Written task
Can you copy out the data exactly? Leave the images out.

Exercise materials
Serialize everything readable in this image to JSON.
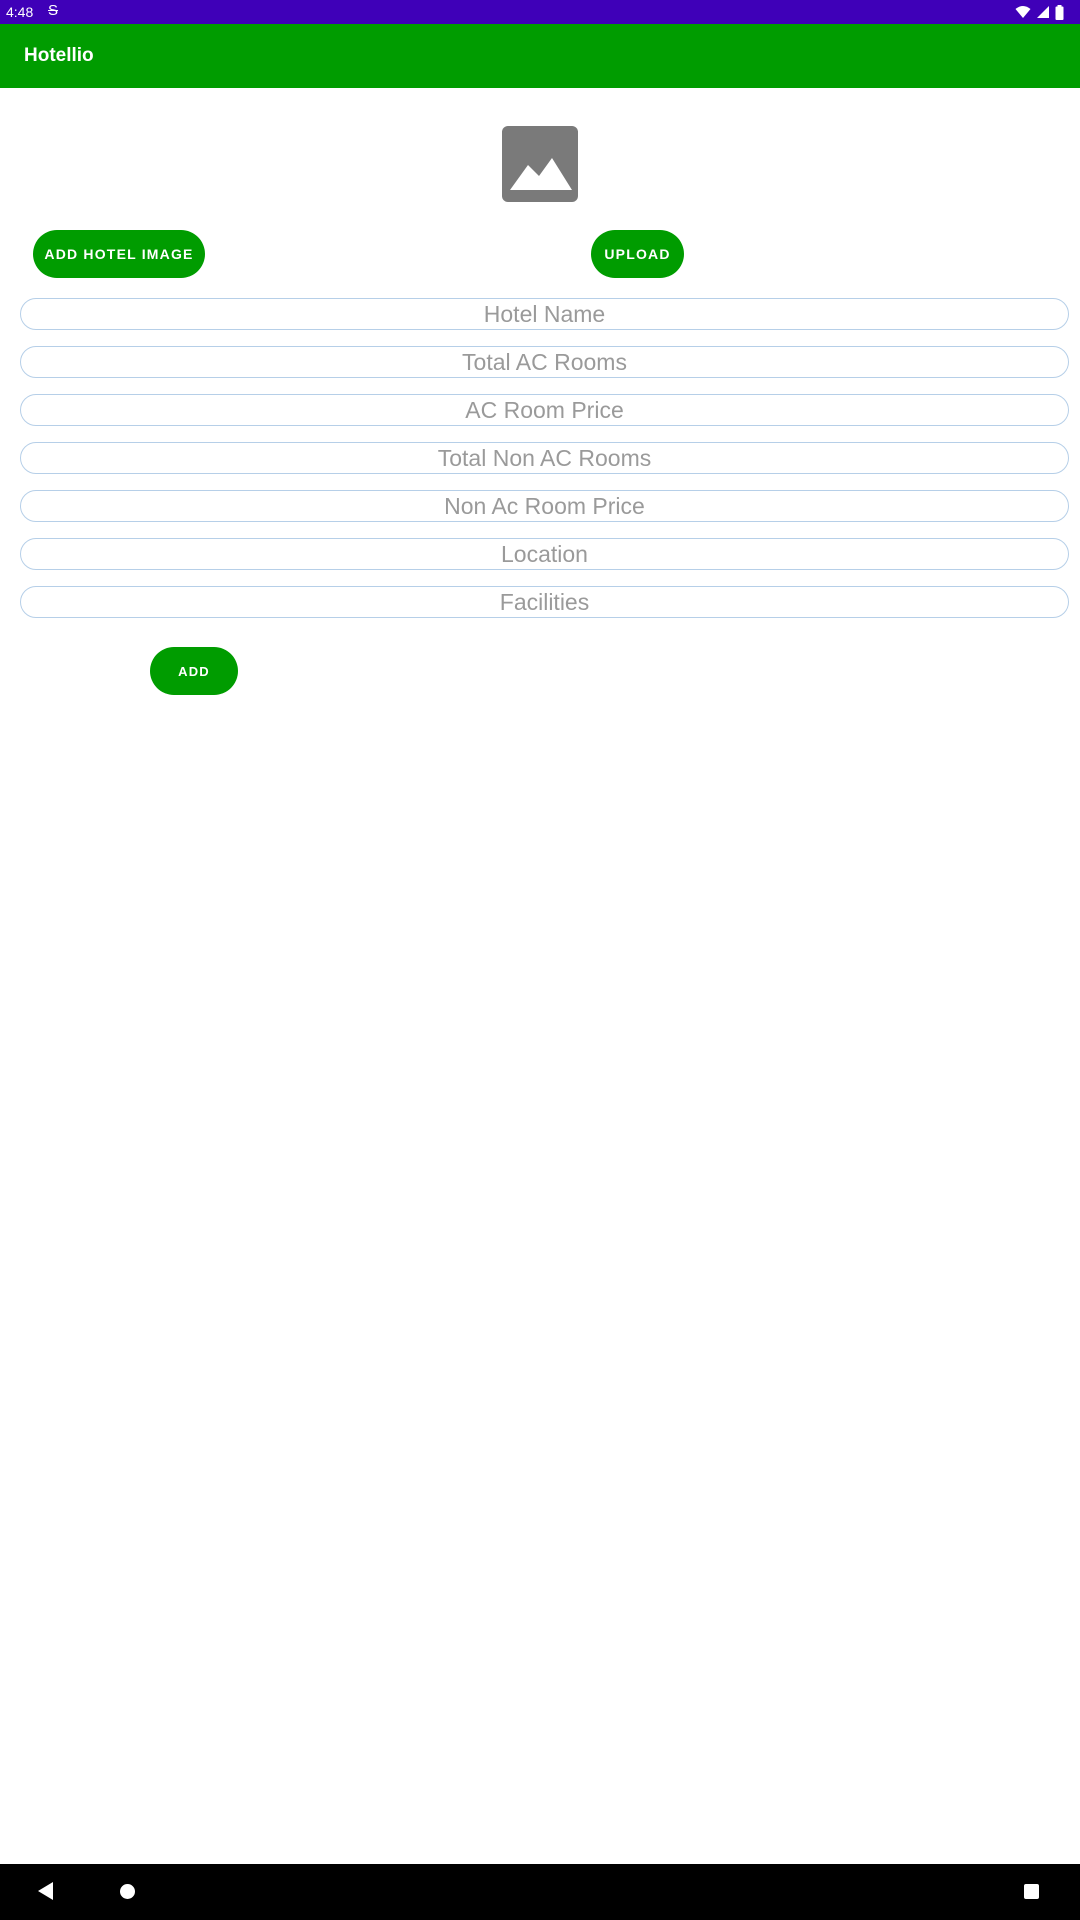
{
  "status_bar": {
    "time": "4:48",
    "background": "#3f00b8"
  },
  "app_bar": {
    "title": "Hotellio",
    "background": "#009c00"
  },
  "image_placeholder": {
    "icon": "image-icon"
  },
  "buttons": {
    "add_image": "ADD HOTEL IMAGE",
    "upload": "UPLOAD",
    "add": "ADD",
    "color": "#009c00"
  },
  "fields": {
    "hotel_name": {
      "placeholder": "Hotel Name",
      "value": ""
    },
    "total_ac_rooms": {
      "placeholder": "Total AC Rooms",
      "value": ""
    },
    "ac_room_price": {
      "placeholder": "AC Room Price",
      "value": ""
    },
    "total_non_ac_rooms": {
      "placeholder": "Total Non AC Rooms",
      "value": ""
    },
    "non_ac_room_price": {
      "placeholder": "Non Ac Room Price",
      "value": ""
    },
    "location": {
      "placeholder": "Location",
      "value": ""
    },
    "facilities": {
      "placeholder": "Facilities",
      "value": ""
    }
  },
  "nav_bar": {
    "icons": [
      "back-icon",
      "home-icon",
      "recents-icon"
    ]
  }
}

Response below
Serialize everything readable in this image to JSON.
{
  "status_bar": {
    "time": "4:48",
    "background": "#3f00b8"
  },
  "app_bar": {
    "title": "Hotellio",
    "background": "#009c00"
  },
  "image_placeholder": {
    "icon": "image-icon"
  },
  "buttons": {
    "add_image": "ADD HOTEL IMAGE",
    "upload": "UPLOAD",
    "add": "ADD",
    "color": "#009c00"
  },
  "fields": {
    "hotel_name": {
      "placeholder": "Hotel Name",
      "value": ""
    },
    "total_ac_rooms": {
      "placeholder": "Total AC Rooms",
      "value": ""
    },
    "ac_room_price": {
      "placeholder": "AC Room Price",
      "value": ""
    },
    "total_non_ac_rooms": {
      "placeholder": "Total Non AC Rooms",
      "value": ""
    },
    "non_ac_room_price": {
      "placeholder": "Non Ac Room Price",
      "value": ""
    },
    "location": {
      "placeholder": "Location",
      "value": ""
    },
    "facilities": {
      "placeholder": "Facilities",
      "value": ""
    }
  },
  "nav_bar": {
    "icons": [
      "back-icon",
      "home-icon",
      "recents-icon"
    ]
  }
}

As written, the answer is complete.